Repeat, exactly and in full, the lines of the listing below, but without any pictures.

***** Recorded data

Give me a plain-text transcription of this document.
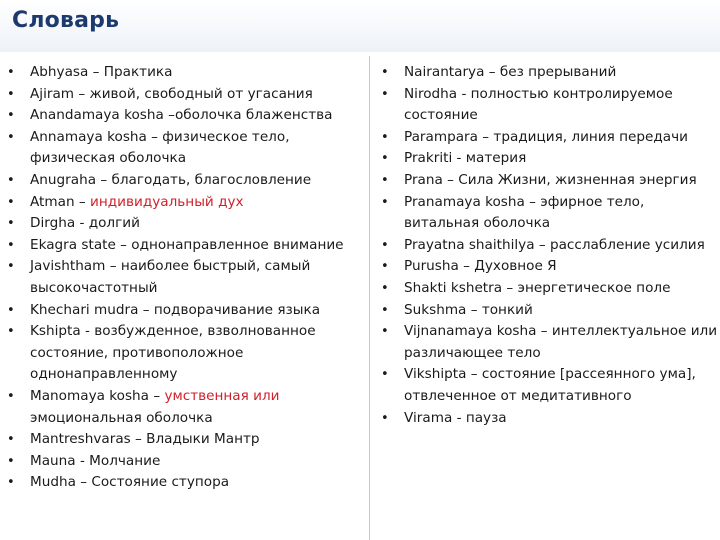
Словарь
• Abhyasa – Практика
• Ajiram – живой, свободный от угасания
• Anandamaya kosha –оболочка блаженства
• Annamaya kosha – физическое тело, физическая оболочка
• Anugraha – благодать, благословление
• Atman – индивидуальный дух
• Dirgha - долгий
• Ekagra state – однонаправленное внимание
• Javishtham – наиболее быстрый, самый высокочастотный
• Khechari mudra – подворачивание языка
• Kshipta - возбужденное, взволнованное состояние, противоположное однонаправленному
• Manomaya kosha – умственная или эмоциональная оболочка
• Mantreshvaras – Владыки Мантр
• Mauna - Молчание
• Mudha – Состояние ступора
• Nairantarya – без прерываний
• Nirodha - полностью контролируемое состояние
• Parampara – традиция, линия передачи
• Prakriti - материя
• Prana – Сила Жизни, жизненная энергия
• Pranamaya kosha – эфирное тело, витальная оболочка
• Prayatna shaithilya – расслабление усилия
• Purusha – Духовное Я
• Shakti kshetra – энергетическое поле
• Sukshma – тонкий
• Vijnanamaya kosha – интеллектуальное или различающее тело
• Vikshipta – состояние [рассеянного ума], отвлеченное от медитативного
• Virama - пауза
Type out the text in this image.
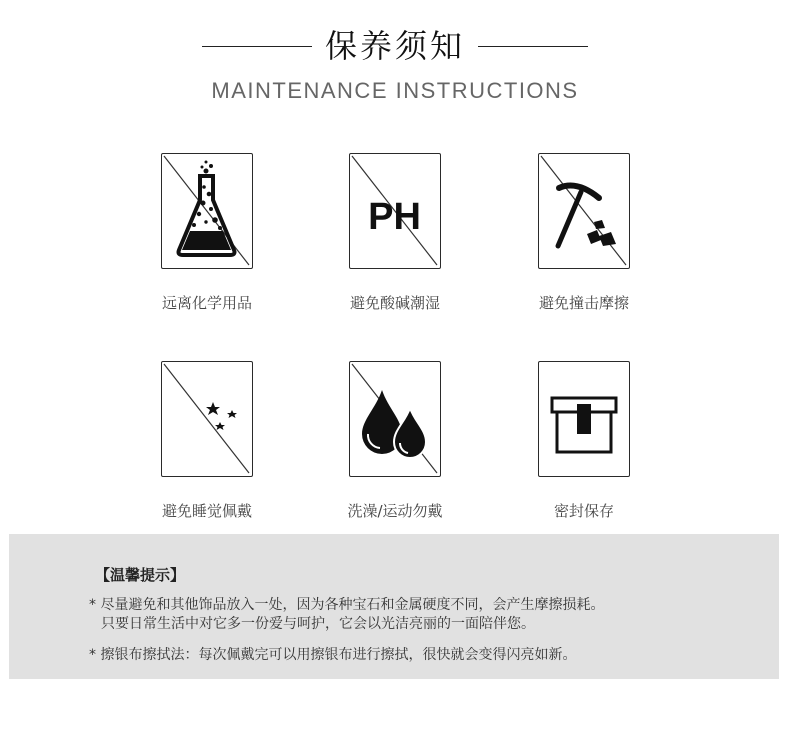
保养须知
MAINTENANCE INSTRUCTIONS
远离化学用品
PH
避免酸碱潮湿	避免撞击摩擦
避免睡觉佩戴	洗澡/运动勿戴	密封保存
【温馨提示】
* 尽量避免和其他饰品放入一处，因为各种宝石和金属硬度不同，会产生摩擦损耗。
只要日常生活中对它多一份爱与呵护，它会以光洁亮丽的一面陪伴您。
* 擦银布擦拭法：每次佩戴完可以用擦银布进行擦拭，很快就会变得闪亮如新。
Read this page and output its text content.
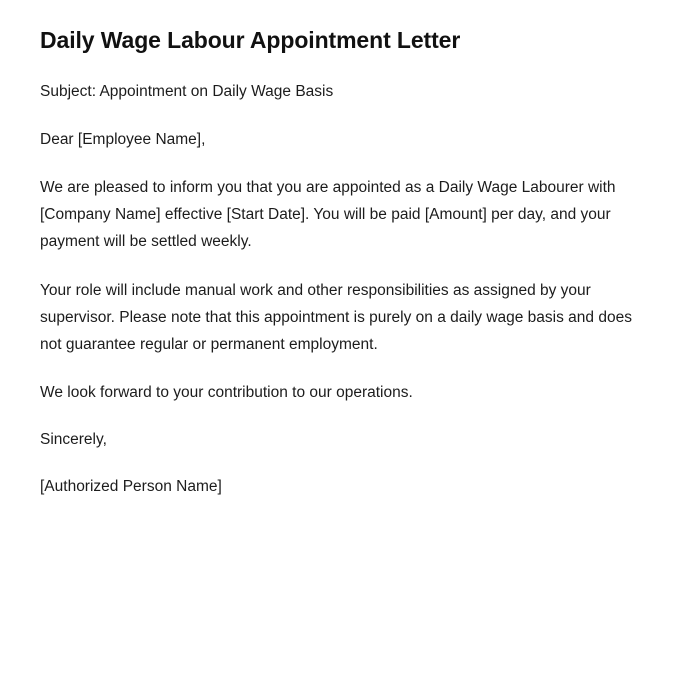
Daily Wage Labour Appointment Letter

Subject: Appointment on Daily Wage Basis

Dear [Employee Name],

We are pleased to inform you that you are appointed as a Daily Wage Labourer with [Company Name] effective [Start Date]. You will be paid [Amount] per day, and your payment will be settled weekly.

Your role will include manual work and other responsibilities as assigned by your supervisor. Please note that this appointment is purely on a daily wage basis and does not guarantee regular or permanent employment.

We look forward to your contribution to our operations.

Sincerely,

[Authorized Person Name]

**********

» **Correct answer**:
Give me a plain-text transcription of this document.
Словарь
• Abhyasa – Практика
• Ajiram – живой, свободный от угасания
• Anandamaya kosha –оболочка блаженства
• Annamaya kosha – физическое тело, физическая оболочка
• Anugraha – благодать, благословление
• Atman – индивидуальный дух
• Dirgha - долгий
• Ekagra state – однонаправленное внимание
• Javishtham – наиболее быстрый, самый высокочастотный
• Khechari mudra – подворачивание языка
• Kshipta - возбужденное, взволнованное состояние, противоположное однонаправленному
• Manomaya kosha – умственная или эмоциональная оболочка
• Mantreshvaras – Владыки Мантр
• Mauna - Молчание
• Mudha – Состояние ступора
• Nairantarya – без прерываний
• Nirodha - полностью контролируемое состояние
• Parampara – традиция, линия передачи
• Prakriti - материя
• Prana – Сила Жизни, жизненная энергия
• Pranamaya kosha – эфирное тело, витальная оболочка
• Prayatna shaithilya – расслабление усилия
• Purusha – Духовное Я
• Shakti kshetra – энергетическое поле
• Sukshma – тонкий
• Vijnanamaya kosha – интеллектуальное или различающее тело
• Vikshipta – состояние [рассеянного ума], отвлеченное от медитативного
• Virama - пауза
Type out the text in this image.
保养须知
MAINTENANCE INSTRUCTIONS
远离化学用品
PH
避免酸碱潮湿	避免撞击摩擦
避免睡觉佩戴	洗澡/运动勿戴	密封保存
【温馨提示】
* 尽量避免和其他饰品放入一处，因为各种宝石和金属硬度不同，会产生摩擦损耗。
只要日常生活中对它多一份爱与呵护，它会以光洁亮丽的一面陪伴您。
* 擦银布擦拭法：每次佩戴完可以用擦银布进行擦拭，很快就会变得闪亮如新。
Read this page and output its text content.
Daily Wage Labour Appointment Letter

Subject: Appointment on Daily Wage Basis

Dear [Employee Name],

We are pleased to inform you that you are appointed as a Daily Wage Labourer with [Company Name] effective [Start Date]. You will be paid [Amount] per day, and your payment will be settled weekly.

Your role will include manual work and other responsibilities as assigned by your supervisor. Please note that this appointment is purely on a daily wage basis and does not guarantee regular or permanent employment.

We look forward to your contribution to our operations.

Sincerely,

[Authorized Person Name]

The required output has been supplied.